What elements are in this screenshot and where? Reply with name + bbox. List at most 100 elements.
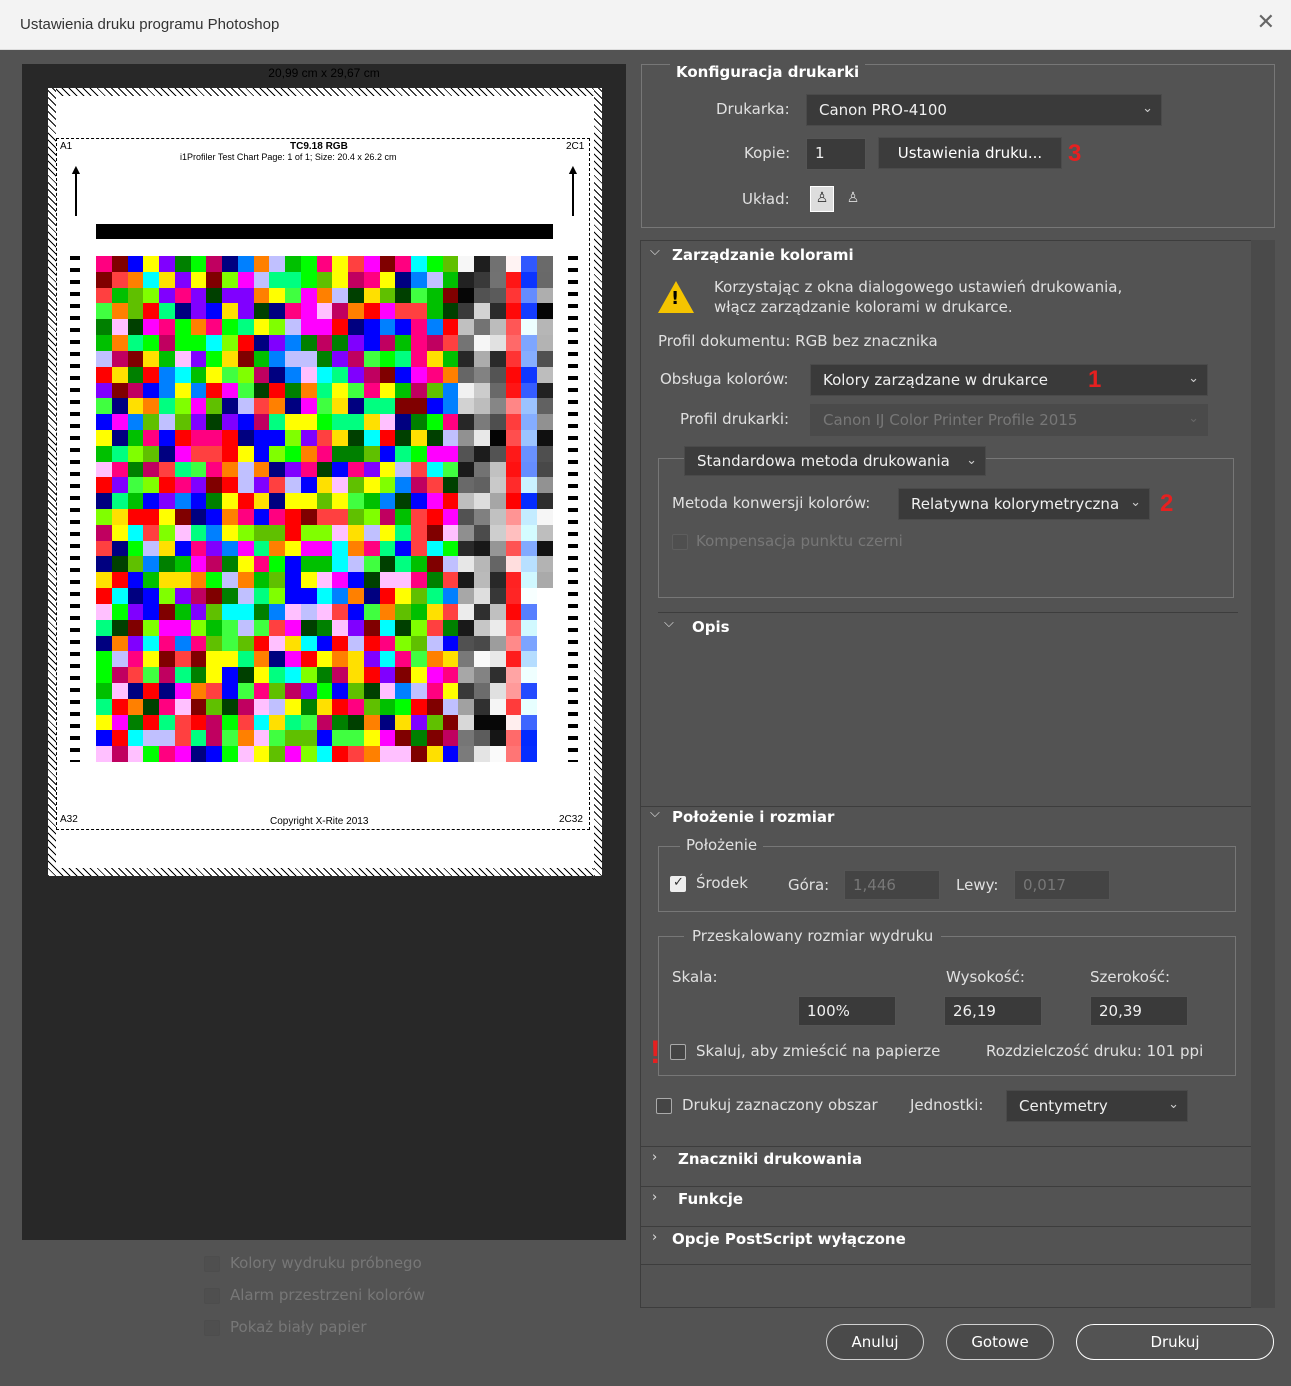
top-input[interactable]: 1,446 <box>844 870 940 900</box>
print-selected-checkbox[interactable] <box>656 1098 672 1114</box>
print-method-select[interactable]: Standardowa metoda drukowania ⌄ <box>684 446 986 476</box>
print-marks-header[interactable]: Znaczniki drukowania <box>678 1150 862 1168</box>
color-patch <box>474 350 490 367</box>
color-patch <box>379 445 396 462</box>
color-patch <box>300 461 317 478</box>
color-patch <box>426 524 443 541</box>
color-patch <box>426 287 443 304</box>
color-patch <box>316 477 333 494</box>
color-patch <box>253 556 270 573</box>
color-patch <box>300 414 317 430</box>
scale-input[interactable]: 100% <box>798 996 896 1026</box>
color-patch <box>426 319 443 336</box>
color-patch <box>143 303 160 320</box>
color-patch <box>363 382 380 399</box>
color-patch <box>190 651 207 668</box>
color-patch <box>253 603 270 620</box>
color-patch <box>159 730 175 747</box>
color-patch <box>348 366 364 383</box>
scrollbar[interactable] <box>1251 240 1275 1308</box>
color-patch <box>159 714 175 731</box>
color-patch <box>285 524 301 541</box>
color-patch <box>521 603 538 620</box>
color-management-header[interactable]: Zarządzanie kolorami <box>672 246 854 264</box>
color-patch <box>269 382 286 399</box>
color-patch <box>411 524 427 541</box>
color-patch <box>489 572 506 589</box>
chevron-right-icon[interactable]: › <box>652 1150 657 1165</box>
color-patch <box>489 445 506 462</box>
color-patch <box>426 556 443 573</box>
color-patch <box>411 698 427 715</box>
print-settings-button[interactable]: Ustawienia druku... <box>878 137 1062 169</box>
color-patch <box>521 730 538 747</box>
color-patch <box>489 556 506 573</box>
printer-select[interactable]: Canon PRO-4100 ⌄ <box>806 94 1162 126</box>
color-patch <box>111 414 128 430</box>
color-patch <box>127 524 144 541</box>
portrait-layout-icon[interactable]: ♙ <box>810 186 834 212</box>
color-patch <box>379 651 396 668</box>
color-patch <box>316 256 333 272</box>
gamut-warning-checkbox[interactable] <box>204 1288 220 1304</box>
functions-header[interactable]: Funkcje <box>678 1190 743 1208</box>
position-size-header[interactable]: Położenie i rozmiar <box>672 808 834 826</box>
color-handling-select[interactable]: Kolory zarządzane w drukarce ⌄ <box>810 364 1208 396</box>
color-patch <box>474 319 490 336</box>
color-patch <box>300 429 317 446</box>
color-patch <box>489 303 506 320</box>
printer-profile-select[interactable]: Canon IJ Color Printer Profile 2015 ⌄ <box>810 404 1208 436</box>
color-patch <box>363 461 380 478</box>
close-icon[interactable]: ✕ <box>1257 10 1275 35</box>
color-patch <box>222 698 238 715</box>
color-patch <box>537 730 553 747</box>
color-patch <box>285 572 301 589</box>
color-patch <box>285 335 301 351</box>
done-button[interactable]: Gotowe <box>946 1324 1054 1360</box>
height-input[interactable]: 26,19 <box>944 996 1042 1026</box>
paper-white-checkbox[interactable] <box>204 1320 220 1336</box>
center-checkbox[interactable] <box>670 875 686 892</box>
chevron-right-icon[interactable]: › <box>652 1190 657 1205</box>
black-point-checkbox[interactable] <box>672 534 688 550</box>
color-patch <box>143 730 160 747</box>
color-patch <box>379 540 396 557</box>
color-patch <box>253 287 270 304</box>
chevron-down-icon[interactable]: ⌵ <box>650 806 660 821</box>
cancel-button[interactable]: Anuluj <box>826 1324 924 1360</box>
color-patch <box>96 603 112 620</box>
scale-to-fit-checkbox[interactable] <box>670 1044 686 1060</box>
color-patch <box>190 287 207 304</box>
color-patch <box>474 746 490 762</box>
chevron-down-icon[interactable]: ⌵ <box>664 616 674 631</box>
color-patch <box>474 256 490 272</box>
description-header[interactable]: Opis <box>692 618 730 636</box>
color-patch <box>111 714 128 731</box>
chevron-down-icon[interactable]: ⌵ <box>650 244 660 259</box>
color-patch <box>332 651 349 668</box>
color-patch <box>505 667 522 683</box>
postscript-header[interactable]: Opcje PostScript wyłączone <box>672 1230 906 1248</box>
color-patch <box>395 445 412 462</box>
color-patch <box>537 714 553 731</box>
color-patch <box>111 382 128 399</box>
color-patch <box>206 556 223 573</box>
color-patch <box>159 651 175 668</box>
settings-panel <box>640 240 1252 1308</box>
color-patch <box>537 698 553 715</box>
color-patch <box>285 667 301 683</box>
color-patch <box>159 461 175 478</box>
rendering-intent-select[interactable]: Relatywna kolorymetryczna ⌄ <box>898 488 1150 520</box>
print-button[interactable]: Drukuj <box>1076 1324 1274 1360</box>
landscape-layout-icon[interactable]: ♙ <box>842 190 864 210</box>
left-input[interactable]: 0,017 <box>1014 870 1110 900</box>
width-input[interactable]: 20,39 <box>1090 996 1188 1026</box>
color-patch <box>300 287 317 304</box>
units-select[interactable]: Centymetry ⌄ <box>1006 1090 1188 1122</box>
proof-colors-checkbox[interactable] <box>204 1256 220 1272</box>
color-patch <box>285 651 301 668</box>
copies-input[interactable]: 1 <box>806 138 866 170</box>
color-patch <box>363 271 380 288</box>
color-patch <box>379 714 396 731</box>
chevron-right-icon[interactable]: › <box>652 1230 657 1245</box>
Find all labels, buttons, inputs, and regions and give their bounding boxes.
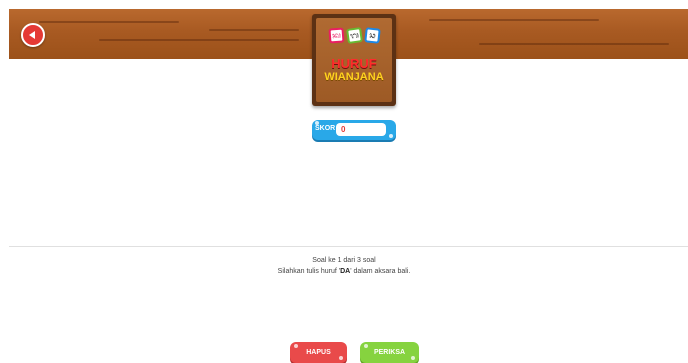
periksa-button[interactable]: PERIKSA <box>360 342 419 363</box>
wood-grain <box>479 43 669 45</box>
hapus-button[interactable]: HAPUS <box>290 342 347 363</box>
question-progress: Soal ke 1 dari 3 soal <box>312 257 376 264</box>
title-tiles: ᬓ ᬕ ᬘ <box>316 27 392 44</box>
highlight-dot <box>364 344 368 348</box>
wood-grain <box>99 39 299 41</box>
wood-grain <box>429 19 599 21</box>
back-button[interactable] <box>21 23 45 47</box>
aksara-tile: ᬕ <box>345 27 363 44</box>
back-arrow-icon <box>29 31 35 39</box>
score-label: SKOR <box>315 125 336 132</box>
title-board: ᬓ ᬕ ᬘ HURUF WIANJANA <box>312 14 396 106</box>
target-letter: DA <box>340 268 351 275</box>
divider <box>9 246 688 247</box>
score-panel: SKOR 0 <box>312 120 396 140</box>
title-huruf: HURUF <box>331 56 377 71</box>
hapus-label: HAPUS <box>306 349 331 356</box>
highlight-dot <box>411 356 415 360</box>
highlight-dot <box>339 356 343 360</box>
wood-grain <box>39 21 179 23</box>
title-board-inner: ᬓ ᬕ ᬘ HURUF WIANJANA <box>316 18 392 102</box>
title-wianjana: WIANJANA <box>324 71 384 83</box>
highlight-dot <box>294 344 298 348</box>
wood-grain <box>209 29 299 31</box>
periksa-label: PERIKSA <box>373 349 406 356</box>
question-instruction: Silahkan tulis huruf 'DA' dalam aksara b… <box>277 268 411 275</box>
highlight-dot <box>389 134 393 138</box>
score-value: 0 <box>336 123 386 136</box>
aksara-tile: ᬘ <box>363 27 381 44</box>
aksara-tile: ᬓ <box>327 27 345 44</box>
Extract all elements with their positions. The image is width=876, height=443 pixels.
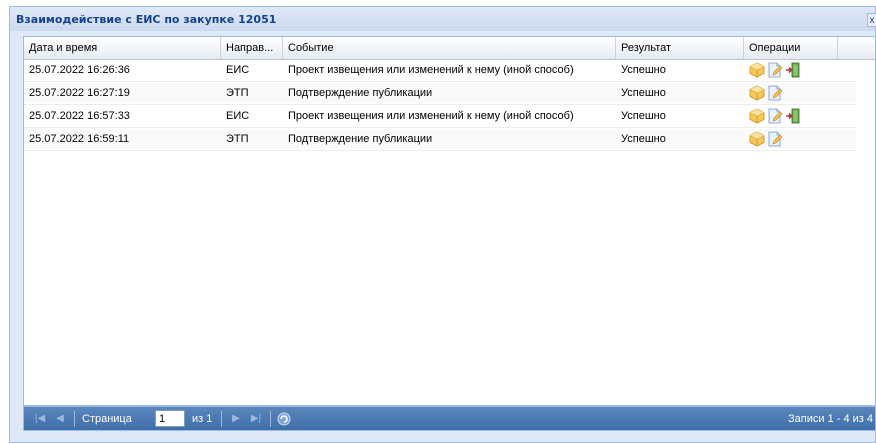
page-label: Страница [82,413,132,425]
table-row[interactable]: 25.07.2022 16:57:33 ЕИС Проект извещения и… [24,106,856,126]
refresh-icon[interactable] [276,411,292,427]
document-edit-icon[interactable] [767,108,783,124]
cell-datetime: 25.07.2022 16:27:19 [29,87,130,99]
cell-datetime: 25.07.2022 16:57:33 [29,110,130,122]
document-edit-icon[interactable] [767,85,783,101]
prev-page-icon[interactable]: ◀ [54,412,66,425]
cell-datetime: 25.07.2022 16:26:36 [29,64,130,76]
last-page-icon[interactable]: ▶| [250,412,262,425]
cell-result: Успешно [621,133,666,145]
package-icon[interactable] [749,62,765,78]
cell-result: Успешно [621,87,666,99]
column-header-event[interactable]: Событие [283,37,616,59]
cell-direction: ЭТП [226,87,249,99]
window-title: Взаимодействие с ЕИС по закупке 12051 [16,13,277,26]
cell-direction: ЕИС [226,64,250,76]
column-header-filler [838,37,875,59]
cell-event: Подтверждение публикации [288,87,433,99]
page-number-input[interactable] [155,410,185,427]
document-edit-icon[interactable] [767,62,783,78]
column-header-operations[interactable]: Операции [744,37,838,59]
window-titlebar[interactable]: Взаимодействие с ЕИС по закупке 12051 x [10,7,876,31]
toolbar-separator [270,411,271,427]
package-icon[interactable] [749,108,765,124]
table-row[interactable]: 25.07.2022 16:59:11 ЭТП Подтверждение публ… [24,129,856,149]
close-button[interactable]: x [867,13,876,27]
events-grid: Дата и время Направ... Событие Результат… [23,36,876,406]
cell-result: Успешно [621,64,666,76]
table-row[interactable]: 25.07.2022 16:27:19 ЭТП Подтверждение публ… [24,83,856,103]
cell-operations [744,83,838,103]
table-row[interactable]: 25.07.2022 16:26:36 ЕИС Проект извещения и… [24,60,856,80]
row-divider [24,150,856,151]
cell-operations [744,129,838,149]
cell-datetime: 25.07.2022 16:59:11 [29,133,130,145]
column-header-direction[interactable]: Направ... [221,37,283,59]
cell-direction: ЕИС [226,110,250,122]
cell-event: Проект извещения или изменений к нему (и… [288,110,574,122]
paging-toolbar: |◀ ◀ Страница из 1 ▶ ▶| Записи 1 - 4 из … [23,406,876,431]
records-summary: Записи 1 - 4 из 4 [788,413,873,425]
cell-operations [744,106,838,126]
row-divider [24,127,856,128]
grid-header: Дата и время Направ... Событие Результат… [24,37,875,60]
column-header-result[interactable]: Результат [616,37,744,59]
column-header-datetime[interactable]: Дата и время [24,37,221,59]
row-divider [24,81,856,82]
cell-result: Успешно [621,110,666,122]
page-count-label: из 1 [192,413,213,425]
document-edit-icon[interactable] [767,131,783,147]
row-divider [24,104,856,105]
cell-operations [744,60,838,80]
next-page-icon[interactable]: ▶ [230,412,242,425]
toolbar-separator [221,411,222,427]
toolbar-separator [74,411,75,427]
package-icon[interactable] [749,131,765,147]
export-door-icon[interactable] [785,108,801,124]
cell-event: Подтверждение публикации [288,133,433,145]
export-door-icon[interactable] [785,62,801,78]
package-icon[interactable] [749,85,765,101]
cell-event: Проект извещения или изменений к нему (и… [288,64,574,76]
first-page-icon[interactable]: |◀ [34,412,46,425]
cell-direction: ЭТП [226,133,249,145]
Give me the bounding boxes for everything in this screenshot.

::::

WHAT YOU SHOULD DO: Arrange everything in the records from the line containing "periksa-button[interactable]: PERIKSA <box>360" down to the line containing "back-button[interactable] <box>21 23" as a JSON list of strings, one string per line, leaving out blank lines.

FULL RESPONSE:
[
  "periksa-button[interactable]: PERIKSA <box>360 342 419 363</box>",
  "wood-grain <box>479 43 669 45</box>",
  "hapus-button[interactable]: HAPUS <box>290 342 347 363</box>",
  "question-progress: Soal ke 1 dari 3 soal <box>312 257 376 264</box>",
  "title-tiles: ᬓ ᬕ ᬘ <box>316 27 392 44</box>",
  "highlight-dot <box>364 344 368 348</box>",
  "wood-grain <box>99 39 299 41</box>",
  "wood-grain <box>429 19 599 21</box>",
  "back-button[interactable] <box>21 23 45 47</box>"
]